Supplied text –

= Laws regarding religious activities in China =

Article 36 of the 1982 Constitution of China states that Chinese citizens are free to believe in, or not to believe in, religion. It also provides that while "normal religious activities" are protected by the state, religious activities must not "disrupt public order, impair the health of citizens, or interfere with the educational system of the state" and that religious affairs must not be "subject to any foreign domination." Buddhism, Catholicism, Protestantism, Taoism, and Islam in China are organized into five official associations controlled by the United Front Work Department (UFWD) of the Central Committee of the Chinese Communist Party. Religious activities are regulated and overseen by the UFWD.

== Background ==

The Chinese Communist Party (CCP) is officially atheist and requires its members to be atheists. At different points in the history of the People's Republic of China, the CCP has undertaken antireligious campaigns as well as campaigns to promote atheism.

Currently, five religions are officially recognized by the state and organized into national associations under the control of the State Administration for Religious Affairs, a state body that was merged into the United Front Work Department of the Central Committee of the CCP in 2018 during the general secretaryship of Xi Jinping. The five officially-recognized religions are Buddhism, Catholicism, Taoism, Islam, and Protestantism, organized into five associations:

- Buddhist Association of China
- Chinese Catholic Patriotic Association
- Chinese Taoist Association
- Islamic Association of China
- Three-Self Patriotic Movement (Protestant)

China requires the five religious associations to follow the CCP and the state's leadership. People can practice religion within the scope of these associations.

People who practice religions are not permitted to become members of the CCP.

According to Zhejiang University sociologist Yanfei Sun, the Chinese government has generally been more concerned with religions with a highly centralized authority structure than with more decentralized ones.

== 1981 Document No. 19 ==
In 1981, the Central Committee of the CCP issued Document No. 19, which describes the party-state's approach to religion. Formally titled The Basic Viewpoint and Policy on the Religious Question during Our Country's Socialist Period, Document No. 19 revised the CCP's stance on religion and identified some specific policies and regulations.

Document No. 19 states that religion is a characteristic of a period of development in human society, that religion will exist for a long time, and that it will eventually disappear as human society develops. It describes the development of religion as a way for primitive society to explain the "sense of awe toward natural phenomena" and contends that as human society developed, the dominant classes used religion as an opiate to control the masses.

Task instructions – List every official religious association named in the text on laws about religious activities in China.

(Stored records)
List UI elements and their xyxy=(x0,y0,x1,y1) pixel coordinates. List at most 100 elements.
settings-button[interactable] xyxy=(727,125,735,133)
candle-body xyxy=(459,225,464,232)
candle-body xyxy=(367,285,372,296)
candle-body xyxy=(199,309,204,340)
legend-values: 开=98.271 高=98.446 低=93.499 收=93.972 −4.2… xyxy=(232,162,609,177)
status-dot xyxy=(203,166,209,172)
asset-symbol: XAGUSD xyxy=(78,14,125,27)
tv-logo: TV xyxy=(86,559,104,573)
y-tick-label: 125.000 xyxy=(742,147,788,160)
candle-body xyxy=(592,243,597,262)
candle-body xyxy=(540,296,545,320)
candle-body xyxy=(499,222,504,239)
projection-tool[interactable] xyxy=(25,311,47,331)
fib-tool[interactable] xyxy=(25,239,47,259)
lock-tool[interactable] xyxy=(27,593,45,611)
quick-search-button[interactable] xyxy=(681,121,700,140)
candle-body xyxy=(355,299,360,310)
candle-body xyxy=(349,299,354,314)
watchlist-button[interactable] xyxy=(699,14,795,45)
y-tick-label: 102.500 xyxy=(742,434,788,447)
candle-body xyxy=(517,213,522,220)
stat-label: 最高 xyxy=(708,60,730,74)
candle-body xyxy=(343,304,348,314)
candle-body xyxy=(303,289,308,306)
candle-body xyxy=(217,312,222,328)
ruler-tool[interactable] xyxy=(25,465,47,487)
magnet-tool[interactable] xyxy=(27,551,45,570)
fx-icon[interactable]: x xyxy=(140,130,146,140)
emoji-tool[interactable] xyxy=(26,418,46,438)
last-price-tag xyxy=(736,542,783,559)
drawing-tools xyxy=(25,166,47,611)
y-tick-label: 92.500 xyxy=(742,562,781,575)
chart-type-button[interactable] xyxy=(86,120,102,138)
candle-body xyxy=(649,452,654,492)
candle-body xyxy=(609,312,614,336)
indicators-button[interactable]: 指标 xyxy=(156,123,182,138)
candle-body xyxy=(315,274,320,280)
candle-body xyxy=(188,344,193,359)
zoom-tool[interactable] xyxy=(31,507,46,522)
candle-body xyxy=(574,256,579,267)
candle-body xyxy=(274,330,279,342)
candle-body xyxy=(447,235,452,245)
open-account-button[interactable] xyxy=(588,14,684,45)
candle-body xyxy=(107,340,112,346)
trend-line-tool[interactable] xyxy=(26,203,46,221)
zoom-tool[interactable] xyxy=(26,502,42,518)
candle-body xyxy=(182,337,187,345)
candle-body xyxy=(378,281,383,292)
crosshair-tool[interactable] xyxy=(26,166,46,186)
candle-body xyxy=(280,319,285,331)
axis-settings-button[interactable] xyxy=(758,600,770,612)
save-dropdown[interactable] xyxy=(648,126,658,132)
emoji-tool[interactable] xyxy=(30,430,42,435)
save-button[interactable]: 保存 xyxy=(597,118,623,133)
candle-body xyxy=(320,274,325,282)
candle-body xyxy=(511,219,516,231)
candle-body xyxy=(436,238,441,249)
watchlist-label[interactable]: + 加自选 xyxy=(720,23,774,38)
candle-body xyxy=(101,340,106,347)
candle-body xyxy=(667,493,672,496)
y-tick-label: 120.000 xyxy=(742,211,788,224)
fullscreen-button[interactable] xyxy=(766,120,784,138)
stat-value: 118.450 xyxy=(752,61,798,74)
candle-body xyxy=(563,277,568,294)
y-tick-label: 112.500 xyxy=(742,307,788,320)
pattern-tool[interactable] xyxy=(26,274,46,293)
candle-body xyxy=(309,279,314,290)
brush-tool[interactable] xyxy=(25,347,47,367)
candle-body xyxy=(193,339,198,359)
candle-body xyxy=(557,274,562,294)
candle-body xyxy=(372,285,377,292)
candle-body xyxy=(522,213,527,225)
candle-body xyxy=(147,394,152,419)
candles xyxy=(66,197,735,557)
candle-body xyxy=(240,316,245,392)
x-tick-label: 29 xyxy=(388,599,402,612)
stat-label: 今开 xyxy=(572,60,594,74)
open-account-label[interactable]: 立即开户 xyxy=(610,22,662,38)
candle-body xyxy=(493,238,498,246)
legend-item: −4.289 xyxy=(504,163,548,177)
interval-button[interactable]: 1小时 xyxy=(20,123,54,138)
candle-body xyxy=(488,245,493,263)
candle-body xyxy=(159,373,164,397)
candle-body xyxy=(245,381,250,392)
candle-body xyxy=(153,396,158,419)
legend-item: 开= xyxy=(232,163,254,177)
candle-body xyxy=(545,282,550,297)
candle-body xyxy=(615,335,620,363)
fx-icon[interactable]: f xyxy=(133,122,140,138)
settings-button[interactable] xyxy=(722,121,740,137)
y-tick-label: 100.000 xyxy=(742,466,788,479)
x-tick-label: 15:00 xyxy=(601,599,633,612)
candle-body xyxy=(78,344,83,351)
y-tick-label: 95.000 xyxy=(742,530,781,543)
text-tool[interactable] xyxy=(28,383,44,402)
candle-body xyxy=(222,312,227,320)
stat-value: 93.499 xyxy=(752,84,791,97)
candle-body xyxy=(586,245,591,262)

Solution to this problem –
- Buddhist Association of China
- Chinese Catholic Patriotic Association
- Chinese Taoist Association
- Islamic Association of China
- Three-Self Patriotic Movement (Protestant)